* _Given text_:
......
Help with some complex operations

sqlor · December 11, 2020, 11:50am

Hello

Can you provide please a high level help for the below operations (the functions needed and some logic would be enough and I will try to write the code myself).

How can I create a table from another table where the rows that have the same value in Col1, will be converted into one row and all the different values in the rest fields will be appended as Value1 | Value2 etc.

Example:
A, 13, 52
A, 25, 52
Will become:
A, 13 | 25, 52

How can I identify the columns that have different values among the rows where Col1 has the same values?

Example:
A, 13, 52
A, 25, 52
Should return:
Col2

Are there any tutorials to guide me through the process of extracting the data from a system and creating historic records along with its current records?

Thanks!

mike01 · December 11, 2020, 2:56pm

The first one you can use Concat to concatenate them together. The second, you could group by column2 having count(1) > 1. Why would you want to concatenate these columns together?

JeffModen · December 12, 2020, 5:02am

What version of SQL Server are you using?

For #1 and If it's 2017 or above, you could use the STRING_AGG function. If it's 2016 or less, you'll likely be relegated to using FOR XML PATH with a GROUP BY to do STRING CONCATENATION. The logic will hit you once you understand those things.
......
[Data records]
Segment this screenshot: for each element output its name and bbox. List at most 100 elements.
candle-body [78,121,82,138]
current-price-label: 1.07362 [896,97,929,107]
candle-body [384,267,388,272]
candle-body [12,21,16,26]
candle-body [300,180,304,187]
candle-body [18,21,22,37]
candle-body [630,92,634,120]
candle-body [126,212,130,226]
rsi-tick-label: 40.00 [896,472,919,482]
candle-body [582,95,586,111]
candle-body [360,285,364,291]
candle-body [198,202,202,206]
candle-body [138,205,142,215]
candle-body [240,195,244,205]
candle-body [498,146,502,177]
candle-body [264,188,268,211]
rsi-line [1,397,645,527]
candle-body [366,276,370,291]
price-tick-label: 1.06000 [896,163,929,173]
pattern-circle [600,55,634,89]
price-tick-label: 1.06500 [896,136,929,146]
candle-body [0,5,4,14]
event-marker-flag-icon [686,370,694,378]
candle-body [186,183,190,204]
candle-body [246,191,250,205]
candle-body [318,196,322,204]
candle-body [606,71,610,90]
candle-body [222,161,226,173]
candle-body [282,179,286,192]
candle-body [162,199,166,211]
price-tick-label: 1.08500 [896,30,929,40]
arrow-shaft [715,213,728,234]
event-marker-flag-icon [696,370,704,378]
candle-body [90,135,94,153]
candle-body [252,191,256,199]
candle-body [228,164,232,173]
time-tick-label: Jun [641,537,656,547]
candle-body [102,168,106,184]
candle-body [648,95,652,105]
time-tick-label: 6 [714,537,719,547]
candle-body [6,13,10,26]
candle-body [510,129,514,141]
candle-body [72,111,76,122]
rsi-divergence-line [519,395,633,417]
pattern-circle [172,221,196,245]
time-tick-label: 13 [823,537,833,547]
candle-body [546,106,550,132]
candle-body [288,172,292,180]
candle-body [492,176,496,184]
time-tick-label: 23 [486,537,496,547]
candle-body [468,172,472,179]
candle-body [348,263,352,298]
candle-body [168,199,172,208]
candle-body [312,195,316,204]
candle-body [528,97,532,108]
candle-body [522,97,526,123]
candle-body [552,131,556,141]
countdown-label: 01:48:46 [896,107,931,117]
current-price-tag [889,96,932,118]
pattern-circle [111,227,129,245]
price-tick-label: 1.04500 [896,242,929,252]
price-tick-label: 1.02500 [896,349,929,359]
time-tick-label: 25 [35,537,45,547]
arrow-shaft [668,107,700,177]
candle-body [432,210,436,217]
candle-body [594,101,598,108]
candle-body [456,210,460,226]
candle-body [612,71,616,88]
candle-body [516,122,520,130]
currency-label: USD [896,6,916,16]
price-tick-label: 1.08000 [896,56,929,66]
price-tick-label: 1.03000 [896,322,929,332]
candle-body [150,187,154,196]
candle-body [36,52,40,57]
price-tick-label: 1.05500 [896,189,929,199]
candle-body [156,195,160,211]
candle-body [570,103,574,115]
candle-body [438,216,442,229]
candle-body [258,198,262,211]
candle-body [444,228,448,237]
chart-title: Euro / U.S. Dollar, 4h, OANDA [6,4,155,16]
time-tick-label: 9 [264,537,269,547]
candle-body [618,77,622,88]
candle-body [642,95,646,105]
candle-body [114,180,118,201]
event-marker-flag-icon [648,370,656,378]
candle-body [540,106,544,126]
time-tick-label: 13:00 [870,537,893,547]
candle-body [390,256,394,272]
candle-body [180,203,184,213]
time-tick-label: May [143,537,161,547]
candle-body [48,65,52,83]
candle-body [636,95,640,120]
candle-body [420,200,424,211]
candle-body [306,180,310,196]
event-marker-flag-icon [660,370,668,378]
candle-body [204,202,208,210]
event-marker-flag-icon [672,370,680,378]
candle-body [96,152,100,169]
......
* _Brief 1_: Extract each line of the data records that contains the string "circle".
* _Brief 2_: Carry on the SQL forum thread from the point where it stops.

* _Expected answer 1_:
pattern-circle [600,55,634,89]
pattern-circle [172,221,196,245]
pattern-circle [111,227,129,245]

* _Expected answer 2_:
For #2, your going to need to know a whole bunch of things like how to use a CROSS APPLY to unpivot data which includes knowledge of TABLE VALUE CONSTRUCTORS, GROUP BY with HAVING, and COUNTing DISTINCT values in a column. If you want it to figure out what's in a table just by pointing a proc at a table, you're going to need to know about sys.columns and dynamic SQL which includes EXEC and sp_executeSQL. The logic for the non-dynamic solution is to use CROSS APPLY to unpivot the columns and column names into an NVP (Name Value Pair) structure and then count the number of distinct occurrences by Name filtering for those Names that have a count of distinct values > 1..

For #3, search for TEMPORAL TABLES, CDC, AUDIT TRIGGERS, and auditing data changes in SQL Server.

Your turn, please. Where did questions 1 and 2 come from? These are not typical questions that anyone would even think to ask unless a specific requirement was given.

yosiasz · December 12, 2020, 3:21pm

#1

declare @sqlfor table(col1 char(1), col2 int, col3 int)

insert into @sqlfor
select 'A', 13, 52 union
select 'A', 25, 52 union
select 'A', 52, 33 union
select 'B', 52, 33 

--Will fail on B because it is a solitary row with no comparison row
--what happens in that case?
--what happens if same row A 
--has 3 rows as above

select a.col1 + ',' + cast(_min as varchar(50)) 
+ '|' + cast(b.col2 as varchar(50)) + ',' + cast(b.col3 as varchar(50))
  from (
			select col1, min(col2) _min
			  From @sqlfor
			  group by col1
       ) a
join @sqlfor b on a.col1 = b.col1
where b.col2 <> a._min

JeffModen · December 12, 2020, 4:22pm

@sqlor

Although it seems implied in the description for problem #1 that the "rules" should apply to each distinct value of Col1, the sample data that @yosiasz provided shows that a bit of clarification is needed from my point of view as well as the question he asked. For example, what do you specifically want done if Col3 has more than one distinct value for any distinct value of Col1? Should there be a separate row or should there still be a single row where column 3 has a string aggregation similar to Col2?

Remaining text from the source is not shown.